Stored data:
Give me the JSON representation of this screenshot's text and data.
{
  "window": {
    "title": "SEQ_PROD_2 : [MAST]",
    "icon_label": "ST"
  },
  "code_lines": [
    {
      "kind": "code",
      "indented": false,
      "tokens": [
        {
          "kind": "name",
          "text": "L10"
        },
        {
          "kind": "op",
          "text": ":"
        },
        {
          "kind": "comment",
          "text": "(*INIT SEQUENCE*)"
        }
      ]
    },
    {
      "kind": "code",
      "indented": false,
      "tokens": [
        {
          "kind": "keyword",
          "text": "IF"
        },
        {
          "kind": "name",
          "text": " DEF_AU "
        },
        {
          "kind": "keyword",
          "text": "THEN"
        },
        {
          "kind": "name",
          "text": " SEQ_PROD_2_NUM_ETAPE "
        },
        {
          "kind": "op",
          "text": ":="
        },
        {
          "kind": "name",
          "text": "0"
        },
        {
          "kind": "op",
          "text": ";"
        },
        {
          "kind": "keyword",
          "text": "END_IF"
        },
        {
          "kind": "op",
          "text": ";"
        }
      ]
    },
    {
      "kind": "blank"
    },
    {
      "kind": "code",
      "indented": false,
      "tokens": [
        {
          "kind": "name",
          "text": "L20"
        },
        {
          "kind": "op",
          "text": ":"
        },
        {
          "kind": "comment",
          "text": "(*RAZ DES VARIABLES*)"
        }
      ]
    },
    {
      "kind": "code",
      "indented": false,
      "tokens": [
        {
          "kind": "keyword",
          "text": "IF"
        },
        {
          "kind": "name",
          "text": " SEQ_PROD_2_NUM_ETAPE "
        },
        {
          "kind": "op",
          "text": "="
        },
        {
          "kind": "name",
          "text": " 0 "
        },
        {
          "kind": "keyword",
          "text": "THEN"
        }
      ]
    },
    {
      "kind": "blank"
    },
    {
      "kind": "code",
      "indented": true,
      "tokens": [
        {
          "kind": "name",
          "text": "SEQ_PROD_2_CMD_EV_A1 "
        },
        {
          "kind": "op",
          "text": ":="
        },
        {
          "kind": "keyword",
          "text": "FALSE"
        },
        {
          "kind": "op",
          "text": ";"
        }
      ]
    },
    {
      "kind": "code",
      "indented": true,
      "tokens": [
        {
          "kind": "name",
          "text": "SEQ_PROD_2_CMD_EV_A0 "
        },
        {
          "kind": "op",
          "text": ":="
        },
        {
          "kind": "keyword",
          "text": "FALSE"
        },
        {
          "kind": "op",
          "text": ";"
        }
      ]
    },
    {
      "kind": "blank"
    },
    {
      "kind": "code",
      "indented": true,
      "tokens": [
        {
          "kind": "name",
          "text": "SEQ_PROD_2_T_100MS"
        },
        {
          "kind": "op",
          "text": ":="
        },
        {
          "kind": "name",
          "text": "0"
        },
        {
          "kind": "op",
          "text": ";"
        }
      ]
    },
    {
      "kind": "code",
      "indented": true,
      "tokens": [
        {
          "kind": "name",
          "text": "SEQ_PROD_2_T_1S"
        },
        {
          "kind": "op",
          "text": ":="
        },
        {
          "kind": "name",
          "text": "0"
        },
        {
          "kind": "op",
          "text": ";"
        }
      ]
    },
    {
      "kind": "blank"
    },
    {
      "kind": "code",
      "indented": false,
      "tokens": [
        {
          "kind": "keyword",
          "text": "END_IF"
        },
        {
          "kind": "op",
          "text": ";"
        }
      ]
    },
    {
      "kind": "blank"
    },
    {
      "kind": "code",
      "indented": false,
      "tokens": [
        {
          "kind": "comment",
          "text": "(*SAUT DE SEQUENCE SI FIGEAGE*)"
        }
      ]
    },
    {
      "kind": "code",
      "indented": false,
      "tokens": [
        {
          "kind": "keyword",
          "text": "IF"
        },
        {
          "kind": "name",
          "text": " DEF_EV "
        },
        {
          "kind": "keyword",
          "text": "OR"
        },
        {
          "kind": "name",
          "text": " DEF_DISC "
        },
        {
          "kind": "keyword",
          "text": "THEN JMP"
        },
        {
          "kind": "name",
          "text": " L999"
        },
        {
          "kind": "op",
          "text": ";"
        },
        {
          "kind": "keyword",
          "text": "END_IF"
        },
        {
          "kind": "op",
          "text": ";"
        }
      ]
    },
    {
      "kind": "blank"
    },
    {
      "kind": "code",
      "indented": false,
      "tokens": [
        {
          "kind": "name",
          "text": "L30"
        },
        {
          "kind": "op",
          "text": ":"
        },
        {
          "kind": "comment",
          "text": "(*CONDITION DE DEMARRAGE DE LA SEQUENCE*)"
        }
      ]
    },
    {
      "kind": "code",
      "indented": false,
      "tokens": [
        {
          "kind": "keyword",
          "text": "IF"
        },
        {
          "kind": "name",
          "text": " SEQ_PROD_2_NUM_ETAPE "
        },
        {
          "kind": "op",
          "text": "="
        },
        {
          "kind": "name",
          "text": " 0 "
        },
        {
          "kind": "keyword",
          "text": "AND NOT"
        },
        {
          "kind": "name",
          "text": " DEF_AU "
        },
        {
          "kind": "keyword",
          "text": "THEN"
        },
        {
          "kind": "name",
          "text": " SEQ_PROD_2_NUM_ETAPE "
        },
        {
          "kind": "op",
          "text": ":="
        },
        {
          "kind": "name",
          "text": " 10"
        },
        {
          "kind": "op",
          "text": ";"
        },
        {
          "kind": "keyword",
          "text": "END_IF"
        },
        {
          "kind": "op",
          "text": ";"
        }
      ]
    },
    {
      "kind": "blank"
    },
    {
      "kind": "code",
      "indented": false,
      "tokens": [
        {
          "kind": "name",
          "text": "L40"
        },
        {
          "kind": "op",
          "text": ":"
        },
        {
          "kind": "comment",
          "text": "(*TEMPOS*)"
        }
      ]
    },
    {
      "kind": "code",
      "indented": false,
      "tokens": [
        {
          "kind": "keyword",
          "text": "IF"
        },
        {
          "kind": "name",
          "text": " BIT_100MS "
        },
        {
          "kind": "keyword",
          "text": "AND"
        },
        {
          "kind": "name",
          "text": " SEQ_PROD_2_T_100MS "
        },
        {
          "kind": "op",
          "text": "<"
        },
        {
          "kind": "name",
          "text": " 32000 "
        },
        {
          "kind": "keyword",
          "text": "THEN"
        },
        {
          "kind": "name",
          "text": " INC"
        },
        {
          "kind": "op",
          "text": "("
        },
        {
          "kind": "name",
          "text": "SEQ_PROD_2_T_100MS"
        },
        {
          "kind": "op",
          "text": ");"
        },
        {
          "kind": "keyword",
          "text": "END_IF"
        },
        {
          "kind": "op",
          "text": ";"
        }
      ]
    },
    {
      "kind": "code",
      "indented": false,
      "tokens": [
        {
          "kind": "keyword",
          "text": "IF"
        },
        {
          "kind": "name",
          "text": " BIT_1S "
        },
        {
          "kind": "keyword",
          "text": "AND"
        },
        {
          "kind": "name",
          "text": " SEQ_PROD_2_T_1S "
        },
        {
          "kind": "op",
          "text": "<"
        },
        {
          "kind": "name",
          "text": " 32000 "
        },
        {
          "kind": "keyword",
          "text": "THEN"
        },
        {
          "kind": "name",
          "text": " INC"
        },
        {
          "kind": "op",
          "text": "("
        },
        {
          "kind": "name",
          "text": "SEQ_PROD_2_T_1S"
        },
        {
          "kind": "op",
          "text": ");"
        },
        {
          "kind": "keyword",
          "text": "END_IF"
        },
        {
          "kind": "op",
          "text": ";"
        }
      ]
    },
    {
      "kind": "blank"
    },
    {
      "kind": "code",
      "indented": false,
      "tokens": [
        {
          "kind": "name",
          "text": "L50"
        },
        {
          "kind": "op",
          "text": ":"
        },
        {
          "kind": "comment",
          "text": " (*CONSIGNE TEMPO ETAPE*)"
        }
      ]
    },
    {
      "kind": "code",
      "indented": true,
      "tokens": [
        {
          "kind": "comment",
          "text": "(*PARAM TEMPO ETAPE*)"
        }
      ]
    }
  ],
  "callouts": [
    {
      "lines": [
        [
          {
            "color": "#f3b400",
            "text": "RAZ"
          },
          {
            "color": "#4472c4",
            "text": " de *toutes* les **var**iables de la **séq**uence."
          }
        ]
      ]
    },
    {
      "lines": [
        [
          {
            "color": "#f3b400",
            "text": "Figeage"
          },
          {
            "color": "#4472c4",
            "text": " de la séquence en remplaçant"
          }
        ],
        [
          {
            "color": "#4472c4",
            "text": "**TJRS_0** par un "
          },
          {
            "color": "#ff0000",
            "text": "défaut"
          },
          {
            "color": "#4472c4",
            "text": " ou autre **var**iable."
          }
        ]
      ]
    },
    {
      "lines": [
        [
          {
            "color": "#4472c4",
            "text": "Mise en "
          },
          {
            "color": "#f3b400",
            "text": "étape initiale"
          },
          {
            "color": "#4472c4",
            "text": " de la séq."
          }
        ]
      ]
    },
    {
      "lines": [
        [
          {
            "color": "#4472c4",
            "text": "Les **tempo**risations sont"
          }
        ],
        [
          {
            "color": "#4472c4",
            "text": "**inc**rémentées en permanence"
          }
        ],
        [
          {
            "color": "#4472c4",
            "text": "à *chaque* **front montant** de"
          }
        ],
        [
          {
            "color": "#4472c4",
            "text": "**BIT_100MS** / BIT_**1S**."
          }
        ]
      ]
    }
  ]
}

### GIVEN TASK:
Locate all lines that include the word "SEQUENCE" and copy them out.

### FULL OUTPUT:
          "text": "(*INIT SEQUENCE*)"
          "text": "(*SAUT DE SEQUENCE SI FIGEAGE*)"
          "text": "(*CONDITION DE DEMARRAGE DE LA SEQUENCE*)"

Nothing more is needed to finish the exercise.